**Parts of the exercise:**
1 - Which people are named in the mailing-list thread on false positive commit notifications?
2 - Can you carry on the mailing-list thread on false positive commit notifications from its last line?

**Page excerpt:**
┌────────

[llvm-dev] False positive notifications around commit notifications

Fri Sep 10 18:01:58 PDT 2021

On Fri, Sep 10, 2021 at 5:58 PM Mehdi AMINI <joker.eph at gmail.com> wrote:

>
>
> On Fri, Sep 10, 2021 at 2:03 PM David Blaikie <dblaikie at gmail.com> wrote:
>
>> The folks on the Infrastructure Working Group:
>> https://foundation.llvm.org/docs/infrastructure-wg/ might have some
>> context on this (I think Christian Kuhnel is part of that & he's on this
>> list).
>>
>> On Fri, Sep 10, 2021 at 11:53 AM Philip Reames via llvm-dev <
>> llvm-dev at lists.llvm.org> wrote:
>>
>>>
>>> On 9/10/21 11:36 AM, Mehdi AMINI wrote:
>>>
>>>
>>>
>>> On Thu, Sep 9, 2021 at 3:18 PM Philip Reames via llvm-dev <
>>> llvm-dev at lists.llvm.org> wrote:
>>>
>>>> I've been noticing a trend where there is more and more false positive
>>>> email notifications sent out on valid commits.  This is getting really
>>>> problematic as real signal is being lost in the noise.  I've had several
>>>> cases in the last few weeks where I did not see a "real" failure notice
>>>> because it was buried in a bunch of false positives.
>>>>
>>>> Let me run through a few sources of what I consider false positives,
>>>> and suggest a couple things we could do to clean these up.  Note that the
>>>> recommendations here are entirely independent and we can adopt any subset.

└────────

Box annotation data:
┌────────

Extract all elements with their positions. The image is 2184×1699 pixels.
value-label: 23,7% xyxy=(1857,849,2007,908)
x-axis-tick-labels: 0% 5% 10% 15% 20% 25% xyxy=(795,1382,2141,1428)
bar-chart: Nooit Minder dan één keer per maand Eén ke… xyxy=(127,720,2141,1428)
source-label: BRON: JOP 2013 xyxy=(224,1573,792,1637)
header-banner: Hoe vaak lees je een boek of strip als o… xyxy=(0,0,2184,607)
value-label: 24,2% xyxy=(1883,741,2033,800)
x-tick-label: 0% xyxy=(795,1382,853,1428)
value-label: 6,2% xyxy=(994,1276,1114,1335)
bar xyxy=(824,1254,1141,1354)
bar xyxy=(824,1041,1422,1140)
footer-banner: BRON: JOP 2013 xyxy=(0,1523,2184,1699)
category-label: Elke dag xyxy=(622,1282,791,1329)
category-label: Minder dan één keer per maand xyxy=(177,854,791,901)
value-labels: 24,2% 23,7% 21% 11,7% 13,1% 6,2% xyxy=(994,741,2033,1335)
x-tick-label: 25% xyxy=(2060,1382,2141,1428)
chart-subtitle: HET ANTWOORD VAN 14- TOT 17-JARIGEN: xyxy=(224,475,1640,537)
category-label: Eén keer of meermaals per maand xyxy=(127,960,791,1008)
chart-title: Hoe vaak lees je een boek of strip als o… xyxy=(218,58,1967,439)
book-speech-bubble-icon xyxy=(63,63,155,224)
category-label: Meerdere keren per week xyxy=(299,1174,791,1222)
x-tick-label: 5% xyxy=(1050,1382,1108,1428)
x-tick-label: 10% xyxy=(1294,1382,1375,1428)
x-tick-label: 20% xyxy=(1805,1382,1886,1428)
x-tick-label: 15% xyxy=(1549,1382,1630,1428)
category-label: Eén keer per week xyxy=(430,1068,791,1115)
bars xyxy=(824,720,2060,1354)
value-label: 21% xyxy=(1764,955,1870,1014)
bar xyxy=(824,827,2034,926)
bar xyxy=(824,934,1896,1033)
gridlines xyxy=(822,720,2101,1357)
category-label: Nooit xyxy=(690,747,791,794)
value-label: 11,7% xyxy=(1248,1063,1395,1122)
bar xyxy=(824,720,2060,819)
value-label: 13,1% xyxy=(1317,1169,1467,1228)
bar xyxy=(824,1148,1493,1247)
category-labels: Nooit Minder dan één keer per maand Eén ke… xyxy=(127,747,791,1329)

└────────

**Expected responses:**
1 - Mehdi AMINI, David Blaikie, Christian Kuhnel, Philip Reames

2 -
>>>>
>>>> *Slow Try Bots*
>>>>
>>>> ex: "This revision was landed with ongoing or failed builds." on
>>>> https://reviews.llvm.org/D109091
>>>>
>>>> Someone - I'm not really sure who - enabled builds for all reviews, and
>>>> this notice on landed commits.  Given it's utterly routine to make a last
>>>> few style fixes before landing an LGTMed change
>>>>
>>>
>>> I do such "few style fixes", but I don't re-upload a revision before
>>> landing, so I don't see this "false positive" in general.
>>>
>>> I don't explicit upload the final patch either, but something in the
>>> close automation does.
>>>
>>> What I frequently see is that the pre-merge config is broken for some
>>> other reason, and that's quite annoying. One aspect of the issue is that
>>> the is no buildbot tracking the pre-merge configuration so it can be broken
>>> without notification (there is a buildkite job tracking it, but buildkite
>>> does not support blamelist notifications).
>>>
>>> Hm, maybe I misinterpreted the cause of these entirely?  Your
>>> explanation sounds plausible as well.
>>>
>>> If your explanation is correct, that would lean strongly to the "just
>>> disable" option.
>>>
>>> Do you know who to contact about this?  (i.e. Who owns the automation
>>> here?  Or where is the appropriate code to adjust?)
>>>
>> Looks like: https://reviews.llvm.org/harbormaster/plan/5/ indicates it
>> was setup by https://reviews.llvm.org/p/goncharov/ (added them to the
>> "to" line on this email) Also looks like Kuhnel (
>> https://reviews.llvm.org/H576 ) has sometthing to do with it, so I've
>> added them too.
>>
>>> , I consider this notice complete noise.  In practice, almost review
>>>> gets tagged this way.  To be clear, there is value in being told about
>>>> changes which don't build.  The false positive part is only around the
>>>> "ongoing" builds.
>>>>
>>>> Recommendation: Disable this message for the "ongoing" build case, and
>>>> if we can't, disable them entirely.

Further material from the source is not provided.